START INPUT ROWS
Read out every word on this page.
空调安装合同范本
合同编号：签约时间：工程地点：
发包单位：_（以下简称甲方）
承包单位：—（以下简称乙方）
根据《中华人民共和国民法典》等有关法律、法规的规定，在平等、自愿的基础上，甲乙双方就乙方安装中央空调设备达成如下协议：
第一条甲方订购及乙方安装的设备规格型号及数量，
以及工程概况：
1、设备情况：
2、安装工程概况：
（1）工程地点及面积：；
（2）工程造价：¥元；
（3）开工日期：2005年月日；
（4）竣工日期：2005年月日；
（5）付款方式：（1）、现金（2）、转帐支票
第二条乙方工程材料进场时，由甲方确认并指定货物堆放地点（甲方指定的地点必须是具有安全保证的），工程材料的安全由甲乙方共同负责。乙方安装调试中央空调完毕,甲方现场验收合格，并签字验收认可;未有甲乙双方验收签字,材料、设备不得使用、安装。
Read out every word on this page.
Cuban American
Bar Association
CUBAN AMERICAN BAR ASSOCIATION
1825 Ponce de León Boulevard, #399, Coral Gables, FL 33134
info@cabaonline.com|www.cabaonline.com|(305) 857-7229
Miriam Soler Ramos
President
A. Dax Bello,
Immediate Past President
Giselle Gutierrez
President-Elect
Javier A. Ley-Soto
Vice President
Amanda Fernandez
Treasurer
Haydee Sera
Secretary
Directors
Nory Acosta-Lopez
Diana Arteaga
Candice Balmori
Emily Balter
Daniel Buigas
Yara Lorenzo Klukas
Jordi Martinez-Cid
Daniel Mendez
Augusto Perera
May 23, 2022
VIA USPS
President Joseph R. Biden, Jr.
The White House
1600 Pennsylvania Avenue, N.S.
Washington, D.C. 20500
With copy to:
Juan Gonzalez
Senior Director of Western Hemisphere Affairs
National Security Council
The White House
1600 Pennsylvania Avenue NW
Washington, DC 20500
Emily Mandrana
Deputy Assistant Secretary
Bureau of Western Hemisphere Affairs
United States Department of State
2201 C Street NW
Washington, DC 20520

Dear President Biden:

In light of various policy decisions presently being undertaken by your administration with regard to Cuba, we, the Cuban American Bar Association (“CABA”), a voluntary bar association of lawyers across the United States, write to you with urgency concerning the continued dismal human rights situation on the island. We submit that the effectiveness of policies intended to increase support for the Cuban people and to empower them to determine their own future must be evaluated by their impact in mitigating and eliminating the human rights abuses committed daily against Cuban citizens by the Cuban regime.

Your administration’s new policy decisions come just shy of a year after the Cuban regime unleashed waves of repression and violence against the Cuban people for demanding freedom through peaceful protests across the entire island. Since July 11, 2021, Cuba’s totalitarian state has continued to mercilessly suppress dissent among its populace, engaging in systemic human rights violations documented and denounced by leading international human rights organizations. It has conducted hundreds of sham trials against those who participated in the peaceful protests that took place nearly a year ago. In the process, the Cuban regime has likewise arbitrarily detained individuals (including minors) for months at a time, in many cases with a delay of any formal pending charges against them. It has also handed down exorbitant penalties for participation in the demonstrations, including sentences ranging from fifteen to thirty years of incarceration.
END INPUT ROWS
* WRITTEN REQUEST *
Make an exact copy of every line in the data.

* ANSWER TO THIS TASK *
Read out every word on this page.
空调安装合同范本
合同编号：签约时间：工程地点：
发包单位：_（以下简称甲方）
承包单位：—（以下简称乙方）
根据《中华人民共和国民法典》等有关法律、法规的规定，在平等、自愿的基础上，甲乙双方就乙方安装中央空调设备达成如下协议：
第一条甲方订购及乙方安装的设备规格型号及数量，
以及工程概况：
1、设备情况：
2、安装工程概况：
（1）工程地点及面积：；
（2）工程造价：¥元；
（3）开工日期：2005年月日；
（4）竣工日期：2005年月日；
（5）付款方式：（1）、现金（2）、转帐支票
第二条乙方工程材料进场时，由甲方确认并指定货物堆放地点（甲方指定的地点必须是具有安全保证的），工程材料的安全由甲乙方共同负责。乙方安装调试中央空调完毕,甲方现场验收合格，并签字验收认可;未有甲乙双方验收签字,材料、设备不得使用、安装。
Read out every word on this page.
Cuban American
Bar Association
CUBAN AMERICAN BAR ASSOCIATION
1825 Ponce de León Boulevard, #399, Coral Gables, FL 33134
info@cabaonline.com|www.cabaonline.com|(305) 857-7229
Miriam Soler Ramos
President
A. Dax Bello,
Immediate Past President
Giselle Gutierrez
President-Elect
Javier A. Ley-Soto
Vice President
Amanda Fernandez
Treasurer
Haydee Sera
Secretary
Directors
Nory Acosta-Lopez
Diana Arteaga
Candice Balmori
Emily Balter
Daniel Buigas
Yara Lorenzo Klukas
Jordi Martinez-Cid
Daniel Mendez
Augusto Perera
May 23, 2022
VIA USPS
President Joseph R. Biden, Jr.
The White House
1600 Pennsylvania Avenue, N.S.
Washington, D.C. 20500
With copy to:
Juan Gonzalez
Senior Director of Western Hemisphere Affairs
National Security Council
The White House
1600 Pennsylvania Avenue NW
Washington, DC 20500
Emily Mandrana
Deputy Assistant Secretary
Bureau of Western Hemisphere Affairs
United States Department of State
2201 C Street NW
Washington, DC 20520

Dear President Biden:

In light of various policy decisions presently being undertaken by your administration with regard to Cuba, we, the Cuban American Bar Association (“CABA”), a voluntary bar association of lawyers across the United States, write to you with urgency concerning the continued dismal human rights situation on the island. We submit that the effectiveness of policies intended to increase support for the Cuban people and to empower them to determine their own future must be evaluated by their impact in mitigating and eliminating the human rights abuses committed daily against Cuban citizens by the Cuban regime.

Your administration’s new policy decisions come just shy of a year after the Cuban regime unleashed waves of repression and violence against the Cuban people for demanding freedom through peaceful protests across the entire island. Since July 11, 2021, Cuba’s totalitarian state has continued to mercilessly suppress dissent among its populace, engaging in systemic human rights violations documented and denounced by leading international human rights organizations. It has conducted hundreds of sham trials against those who participated in the peaceful protests that took place nearly a year ago. In the process, the Cuban regime has likewise arbitrarily detained individuals (including minors) for months at a time, in many cases with a delay of any formal pending charges against them. It has also handed down exorbitant penalties for participation in the demonstrations, including sentences ranging from fifteen to thirty years of incarceration.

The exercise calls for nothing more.